▶ _WRITTEN TASK_: Quote the listing below in its entirety, omitting every image.

[Stored items from a collection]
= = = = =
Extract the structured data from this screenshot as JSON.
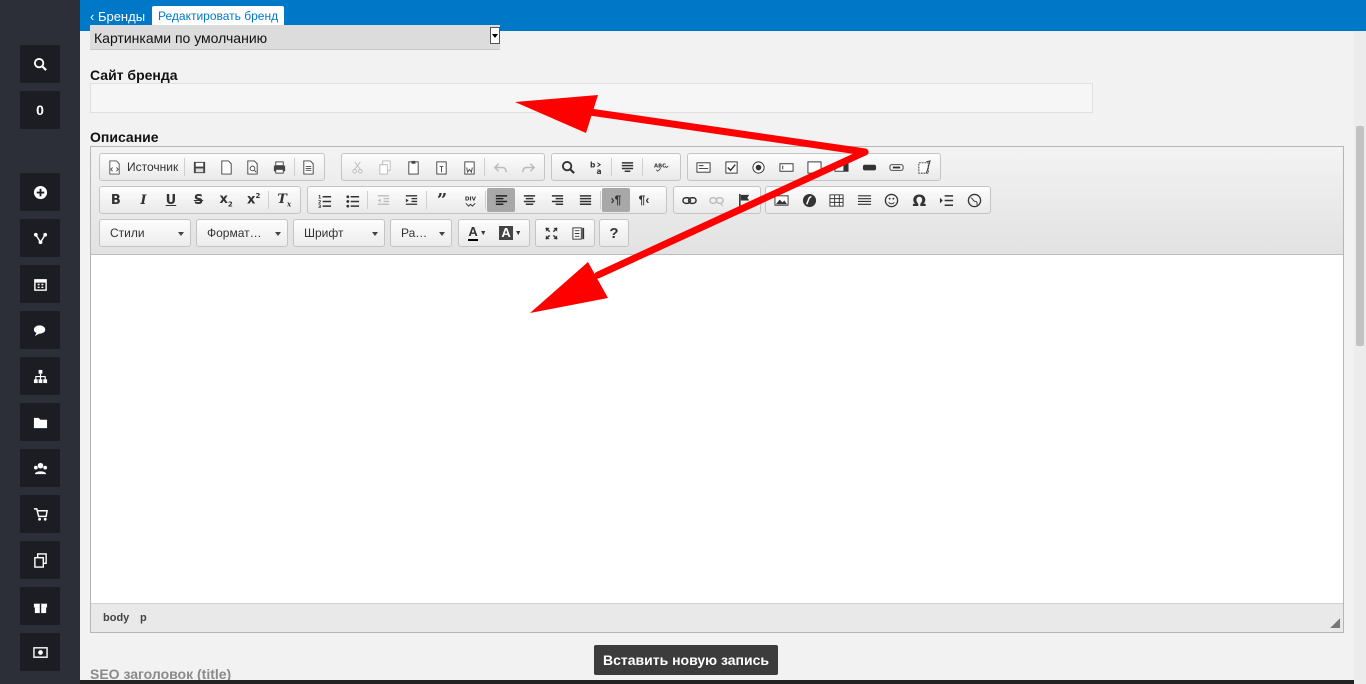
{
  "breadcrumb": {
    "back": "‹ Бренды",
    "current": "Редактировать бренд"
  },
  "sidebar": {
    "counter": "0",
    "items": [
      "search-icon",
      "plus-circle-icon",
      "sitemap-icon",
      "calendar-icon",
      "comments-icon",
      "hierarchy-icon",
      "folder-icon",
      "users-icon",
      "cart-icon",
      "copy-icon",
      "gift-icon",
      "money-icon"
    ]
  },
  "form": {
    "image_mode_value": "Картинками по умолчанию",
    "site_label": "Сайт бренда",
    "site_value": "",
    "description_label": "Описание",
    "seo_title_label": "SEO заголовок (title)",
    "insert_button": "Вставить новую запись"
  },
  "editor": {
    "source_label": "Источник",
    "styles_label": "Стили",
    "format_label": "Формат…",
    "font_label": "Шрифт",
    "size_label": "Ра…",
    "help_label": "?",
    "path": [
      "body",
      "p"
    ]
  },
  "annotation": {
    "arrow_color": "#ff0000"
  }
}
= = = = =
▶ _ANSWER FOR THIS EXERCISE_:
Extract the structured data from this screenshot as JSON.
{
  "breadcrumb": {
    "back": "‹ Бренды",
    "current": "Редактировать бренд"
  },
  "sidebar": {
    "counter": "0",
    "items": [
      "search-icon",
      "plus-circle-icon",
      "sitemap-icon",
      "calendar-icon",
      "comments-icon",
      "hierarchy-icon",
      "folder-icon",
      "users-icon",
      "cart-icon",
      "copy-icon",
      "gift-icon",
      "money-icon"
    ]
  },
  "form": {
    "image_mode_value": "Картинками по умолчанию",
    "site_label": "Сайт бренда",
    "site_value": "",
    "description_label": "Описание",
    "seo_title_label": "SEO заголовок (title)",
    "insert_button": "Вставить новую запись"
  },
  "editor": {
    "source_label": "Источник",
    "styles_label": "Стили",
    "format_label": "Формат…",
    "font_label": "Шрифт",
    "size_label": "Ра…",
    "help_label": "?",
    "path": [
      "body",
      "p"
    ]
  },
  "annotation": {
    "arrow_color": "#ff0000"
  }
}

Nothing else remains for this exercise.